An exact reproduction of the records is required, with all images left out.
====
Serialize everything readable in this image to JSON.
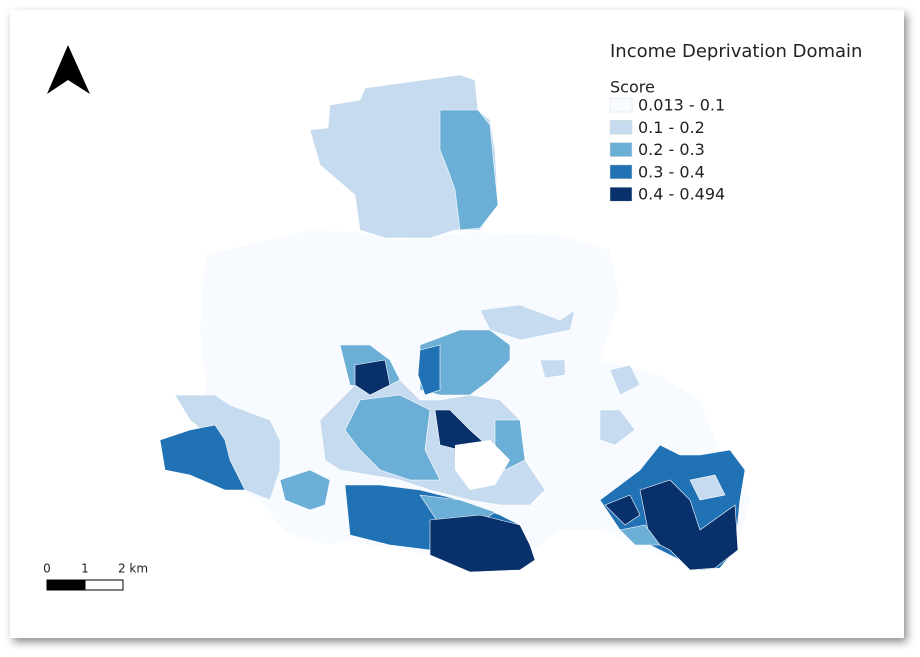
{
  "legend": {
    "title": "Income Deprivation Domain",
    "subtitle": "Score",
    "classes": [
      {
        "label": "0.013 - 0.1",
        "color": "#f7fbff"
      },
      {
        "label": "0.1 - 0.2",
        "color": "#c6dbef"
      },
      {
        "label": "0.2 - 0.3",
        "color": "#6baed6"
      },
      {
        "label": "0.3 - 0.4",
        "color": "#2171b5"
      },
      {
        "label": "0.4 - 0.494",
        "color": "#08306b"
      }
    ]
  },
  "scale_bar": {
    "labels": [
      "0",
      "1",
      "2 km"
    ]
  }
}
====
> _Solved problem_:
Serialize everything readable in this image to JSON.
{
  "legend": {
    "title": "Income Deprivation Domain",
    "subtitle": "Score",
    "classes": [
      {
        "label": "0.013 - 0.1",
        "color": "#f7fbff"
      },
      {
        "label": "0.1 - 0.2",
        "color": "#c6dbef"
      },
      {
        "label": "0.2 - 0.3",
        "color": "#6baed6"
      },
      {
        "label": "0.3 - 0.4",
        "color": "#2171b5"
      },
      {
        "label": "0.4 - 0.494",
        "color": "#08306b"
      }
    ]
  },
  "scale_bar": {
    "labels": [
      "0",
      "1",
      "2 km"
    ]
  }
}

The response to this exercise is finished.